DIRECTIONS FOR THIS TASK:
Transcribe the whole listing below without changing a word, but leave out every image.

Stored records
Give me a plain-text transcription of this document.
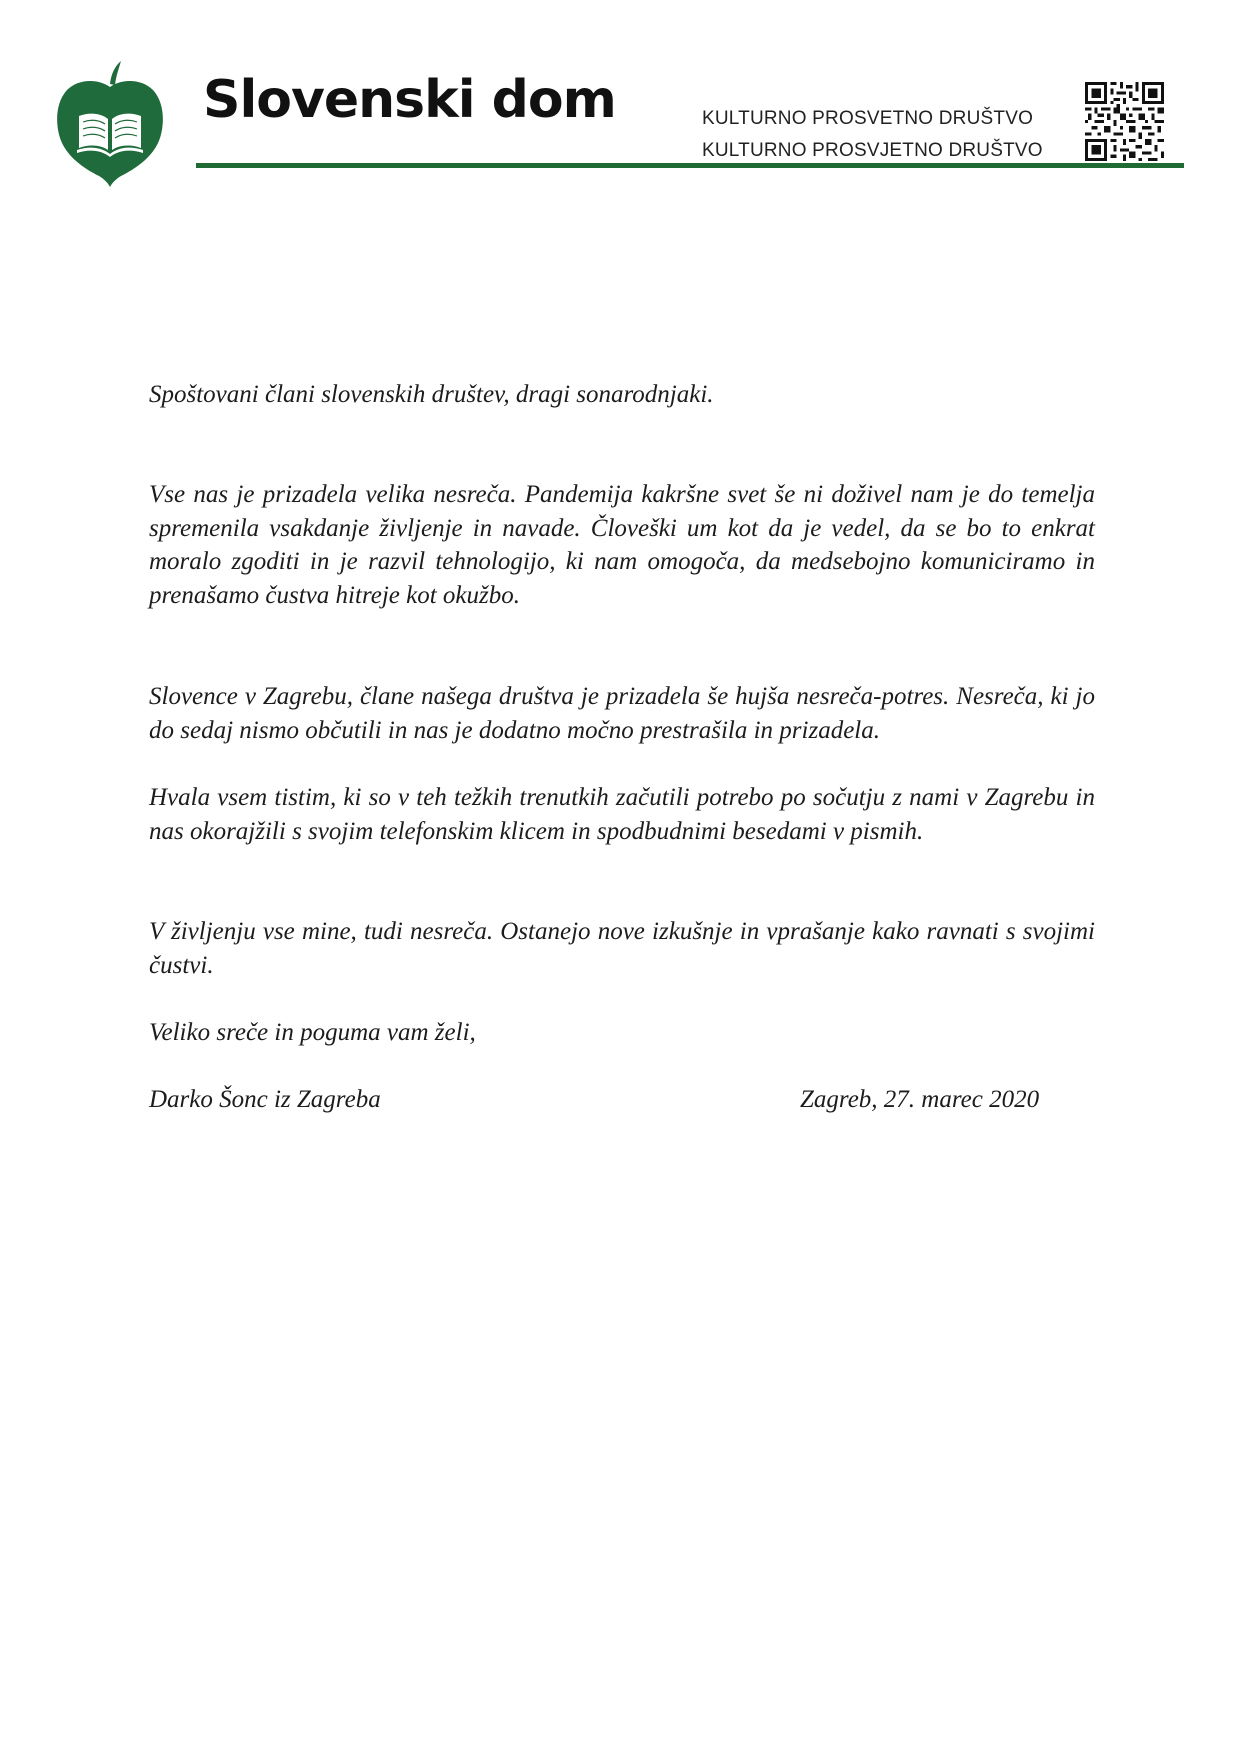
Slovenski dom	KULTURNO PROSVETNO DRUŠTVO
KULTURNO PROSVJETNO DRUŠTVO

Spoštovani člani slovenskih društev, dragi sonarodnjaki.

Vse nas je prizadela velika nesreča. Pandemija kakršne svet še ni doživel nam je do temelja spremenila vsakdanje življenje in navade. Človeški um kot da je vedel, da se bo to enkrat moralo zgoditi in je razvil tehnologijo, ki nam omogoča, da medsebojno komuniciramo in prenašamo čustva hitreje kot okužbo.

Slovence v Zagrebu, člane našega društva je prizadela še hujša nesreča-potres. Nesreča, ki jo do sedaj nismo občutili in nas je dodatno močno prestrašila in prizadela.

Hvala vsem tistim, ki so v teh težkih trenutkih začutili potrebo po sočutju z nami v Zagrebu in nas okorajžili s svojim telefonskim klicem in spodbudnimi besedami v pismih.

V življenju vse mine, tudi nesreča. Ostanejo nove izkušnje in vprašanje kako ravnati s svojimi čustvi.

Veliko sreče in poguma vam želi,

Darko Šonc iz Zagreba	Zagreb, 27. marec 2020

RESPONSE:
Give me a plain-text transcription of this document.
Slovenski dom	KULTURNO PROSVETNO DRUŠTVO
KULTURNO PROSVJETNO DRUŠTVO

Spoštovani člani slovenskih društev, dragi sonarodnjaki.

Vse nas je prizadela velika nesreča. Pandemija kakršne svet še ni doživel nam je do temelja spremenila vsakdanje življenje in navade. Človeški um kot da je vedel, da se bo to enkrat moralo zgoditi in je razvil tehnologijo, ki nam omogoča, da medsebojno komuniciramo in prenašamo čustva hitreje kot okužbo.

Slovence v Zagrebu, člane našega društva je prizadela še hujša nesreča-potres. Nesreča, ki jo do sedaj nismo občutili in nas je dodatno močno prestrašila in prizadela.

Hvala vsem tistim, ki so v teh težkih trenutkih začutili potrebo po sočutju z nami v Zagrebu in nas okorajžili s svojim telefonskim klicem in spodbudnimi besedami v pismih.

V življenju vse mine, tudi nesreča. Ostanejo nove izkušnje in vprašanje kako ravnati s svojimi čustvi.

Veliko sreče in poguma vam želi,

Darko Šonc iz Zagreba	Zagreb, 27. marec 2020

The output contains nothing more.